------ GIVEN RECORDS
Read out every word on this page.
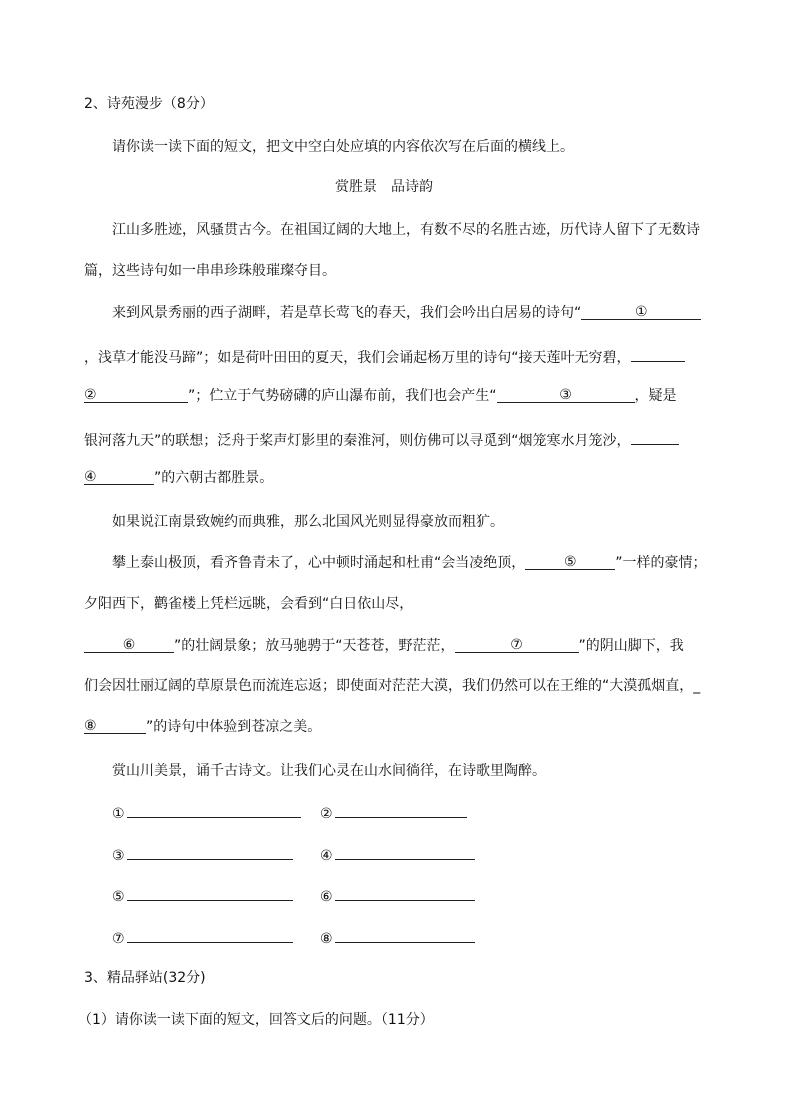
2、诗苑漫步（8分）
请你读一读下面的短文，把文中空白处应填的内容依次写在后面的横线上。
赏胜景　品诗韵
江山多胜迹，风骚贯古今。在祖国辽阔的大地上，有数不尽的名胜古迹，历代诗人留下了无数诗
篇，这些诗句如一串串珍珠般璀璨夺目。
来到风景秀丽的西子湖畔，若是草长莺飞的春天，我们会吟出白居易的诗句“	①
，浅草才能没马蹄”；如是荷叶田田的夏天，我们会诵起杨万里的诗句“接天莲叶无穷碧，
②	”；伫立于气势磅礴的庐山瀑布前，我们也会产生“	③	，疑是
银河落九天”的联想；泛舟于桨声灯影里的秦淮河，则仿佛可以寻觅到“烟笼寒水月笼沙，
④	”的六朝古都胜景。
如果说江南景致婉约而典雅，那么北国风光则显得豪放而粗犷。
攀上泰山极顶，看齐鲁青未了，心中顿时涌起和杜甫“会当凌绝顶，	⑤	”一样的豪情；
夕阳西下，鹳雀楼上凭栏远眺，会看到“白日依山尽，
⑥	”的壮阔景象；放马驰骋于“天苍苍，野茫茫，	⑦	”的阴山脚下，我
们会因壮丽辽阔的草原景色而流连忘返；即使面对茫茫大漠，我们仍然可以在王维的“大漠孤烟直，_
⑧	”的诗句中体验到苍凉之美。
赏山川美景，诵千古诗文。让我们心灵在山水间徜徉，在诗歌里陶醉。
①	②
③	④
⑤	⑥
⑦	⑧
3、精品驿站(32分)
（1）请你读一读下面的短文，回答文后的问题。（11分）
------------
WHAT IS EXPECTED.
Filter the listing above for the string "请你读一读下面的短文" and copy every matching line.

ANSWER TO THE PROBLEM.
请你读一读下面的短文，把文中空白处应填的内容依次写在后面的横线上。
（1）请你读一读下面的短文，回答文后的问题。（11分）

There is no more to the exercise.